— START Task data —

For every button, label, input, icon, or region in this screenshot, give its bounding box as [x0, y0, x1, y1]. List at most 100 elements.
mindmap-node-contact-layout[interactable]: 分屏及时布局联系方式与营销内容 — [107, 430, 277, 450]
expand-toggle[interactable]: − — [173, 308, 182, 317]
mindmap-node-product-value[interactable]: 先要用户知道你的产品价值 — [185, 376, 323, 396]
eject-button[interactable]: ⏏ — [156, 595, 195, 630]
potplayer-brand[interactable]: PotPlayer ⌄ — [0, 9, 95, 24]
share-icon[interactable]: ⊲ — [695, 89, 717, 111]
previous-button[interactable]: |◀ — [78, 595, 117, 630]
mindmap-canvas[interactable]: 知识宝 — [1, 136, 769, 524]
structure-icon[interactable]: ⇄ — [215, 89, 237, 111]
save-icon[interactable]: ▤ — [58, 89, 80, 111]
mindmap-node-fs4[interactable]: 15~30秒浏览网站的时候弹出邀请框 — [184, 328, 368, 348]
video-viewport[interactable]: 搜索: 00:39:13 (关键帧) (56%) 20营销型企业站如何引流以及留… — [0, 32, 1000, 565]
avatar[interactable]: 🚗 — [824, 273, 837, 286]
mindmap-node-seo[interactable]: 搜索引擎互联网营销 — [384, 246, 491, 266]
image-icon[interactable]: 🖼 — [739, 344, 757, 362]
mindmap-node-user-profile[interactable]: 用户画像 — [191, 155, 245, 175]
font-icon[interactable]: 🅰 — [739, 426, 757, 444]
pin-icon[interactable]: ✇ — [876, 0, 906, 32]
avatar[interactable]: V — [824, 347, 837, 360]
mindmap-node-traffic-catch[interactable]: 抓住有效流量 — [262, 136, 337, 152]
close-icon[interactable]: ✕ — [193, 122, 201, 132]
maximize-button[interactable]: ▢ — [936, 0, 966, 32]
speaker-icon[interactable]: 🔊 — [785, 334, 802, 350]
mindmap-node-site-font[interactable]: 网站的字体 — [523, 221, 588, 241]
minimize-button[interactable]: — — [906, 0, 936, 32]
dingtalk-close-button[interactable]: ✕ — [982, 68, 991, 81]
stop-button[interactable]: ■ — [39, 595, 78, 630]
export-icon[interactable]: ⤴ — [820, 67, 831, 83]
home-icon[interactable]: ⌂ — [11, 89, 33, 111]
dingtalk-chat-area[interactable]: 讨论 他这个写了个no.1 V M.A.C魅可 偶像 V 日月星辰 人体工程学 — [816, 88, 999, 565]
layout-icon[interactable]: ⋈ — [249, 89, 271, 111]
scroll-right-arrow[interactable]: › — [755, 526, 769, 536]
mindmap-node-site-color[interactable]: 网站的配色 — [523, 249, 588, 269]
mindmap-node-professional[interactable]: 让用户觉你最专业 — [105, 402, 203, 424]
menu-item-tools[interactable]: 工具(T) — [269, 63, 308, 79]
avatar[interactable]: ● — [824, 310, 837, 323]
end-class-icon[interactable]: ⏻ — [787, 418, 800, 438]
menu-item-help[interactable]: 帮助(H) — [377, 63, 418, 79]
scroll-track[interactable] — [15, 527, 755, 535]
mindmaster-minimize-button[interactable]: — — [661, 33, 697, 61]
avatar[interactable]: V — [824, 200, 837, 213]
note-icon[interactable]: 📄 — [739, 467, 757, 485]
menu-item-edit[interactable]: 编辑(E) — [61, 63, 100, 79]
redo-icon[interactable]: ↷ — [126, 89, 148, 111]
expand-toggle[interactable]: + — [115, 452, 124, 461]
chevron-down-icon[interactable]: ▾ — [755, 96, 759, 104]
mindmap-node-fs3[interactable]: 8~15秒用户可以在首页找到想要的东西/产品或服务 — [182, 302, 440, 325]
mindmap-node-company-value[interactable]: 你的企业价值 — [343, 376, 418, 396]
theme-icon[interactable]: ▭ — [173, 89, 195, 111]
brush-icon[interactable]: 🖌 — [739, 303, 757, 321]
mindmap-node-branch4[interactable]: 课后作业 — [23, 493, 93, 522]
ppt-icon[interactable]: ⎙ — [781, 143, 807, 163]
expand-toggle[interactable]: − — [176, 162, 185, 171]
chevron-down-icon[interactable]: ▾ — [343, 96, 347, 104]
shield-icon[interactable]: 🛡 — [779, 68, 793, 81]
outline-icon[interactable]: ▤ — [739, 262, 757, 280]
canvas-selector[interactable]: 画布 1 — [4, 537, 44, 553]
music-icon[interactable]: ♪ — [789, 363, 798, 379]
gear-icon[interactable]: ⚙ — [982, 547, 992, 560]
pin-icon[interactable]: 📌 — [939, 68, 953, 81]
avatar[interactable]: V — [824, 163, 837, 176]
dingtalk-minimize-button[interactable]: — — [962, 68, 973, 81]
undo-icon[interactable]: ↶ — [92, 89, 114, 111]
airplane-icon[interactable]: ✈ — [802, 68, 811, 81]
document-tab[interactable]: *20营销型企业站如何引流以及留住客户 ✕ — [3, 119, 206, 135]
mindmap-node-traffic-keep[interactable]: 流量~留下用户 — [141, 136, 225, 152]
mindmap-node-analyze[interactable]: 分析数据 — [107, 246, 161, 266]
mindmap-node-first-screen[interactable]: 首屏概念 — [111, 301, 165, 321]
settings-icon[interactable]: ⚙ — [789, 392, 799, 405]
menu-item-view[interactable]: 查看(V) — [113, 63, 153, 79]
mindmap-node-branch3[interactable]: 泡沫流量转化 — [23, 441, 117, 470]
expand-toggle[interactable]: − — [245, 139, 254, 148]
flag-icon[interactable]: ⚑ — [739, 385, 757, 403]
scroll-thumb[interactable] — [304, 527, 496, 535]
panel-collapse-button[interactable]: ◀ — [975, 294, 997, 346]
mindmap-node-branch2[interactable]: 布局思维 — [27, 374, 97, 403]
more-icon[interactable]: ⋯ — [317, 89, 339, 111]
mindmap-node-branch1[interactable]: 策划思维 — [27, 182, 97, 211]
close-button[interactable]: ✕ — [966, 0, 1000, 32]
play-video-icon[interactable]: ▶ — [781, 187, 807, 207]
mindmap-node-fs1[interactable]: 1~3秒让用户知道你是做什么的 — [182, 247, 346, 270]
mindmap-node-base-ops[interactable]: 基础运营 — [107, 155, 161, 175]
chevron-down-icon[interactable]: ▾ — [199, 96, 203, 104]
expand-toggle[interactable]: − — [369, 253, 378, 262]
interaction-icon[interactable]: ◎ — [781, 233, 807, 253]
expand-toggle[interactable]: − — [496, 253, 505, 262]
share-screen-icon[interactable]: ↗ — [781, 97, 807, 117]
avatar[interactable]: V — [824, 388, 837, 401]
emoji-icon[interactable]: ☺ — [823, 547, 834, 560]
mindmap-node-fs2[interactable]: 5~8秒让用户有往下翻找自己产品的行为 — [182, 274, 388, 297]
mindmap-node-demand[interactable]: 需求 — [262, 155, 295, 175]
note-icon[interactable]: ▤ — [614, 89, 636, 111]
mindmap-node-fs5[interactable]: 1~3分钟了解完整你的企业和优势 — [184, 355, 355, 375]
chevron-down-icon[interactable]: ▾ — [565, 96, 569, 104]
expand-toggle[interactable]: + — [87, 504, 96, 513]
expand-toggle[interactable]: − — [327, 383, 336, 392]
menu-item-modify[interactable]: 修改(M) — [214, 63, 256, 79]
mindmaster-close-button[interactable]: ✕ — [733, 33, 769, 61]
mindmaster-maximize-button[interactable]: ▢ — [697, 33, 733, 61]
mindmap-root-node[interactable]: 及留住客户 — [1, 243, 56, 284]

— END Task data —

Locate every line in the records above that contains the string "font", treating uppercase and lowercase as different, and copy each of those lines.

Exercise result
font-icon[interactable]: 🅰 — [739, 426, 757, 444]
mindmap-node-site-font[interactable]: 网站的字体 — [523, 221, 588, 241]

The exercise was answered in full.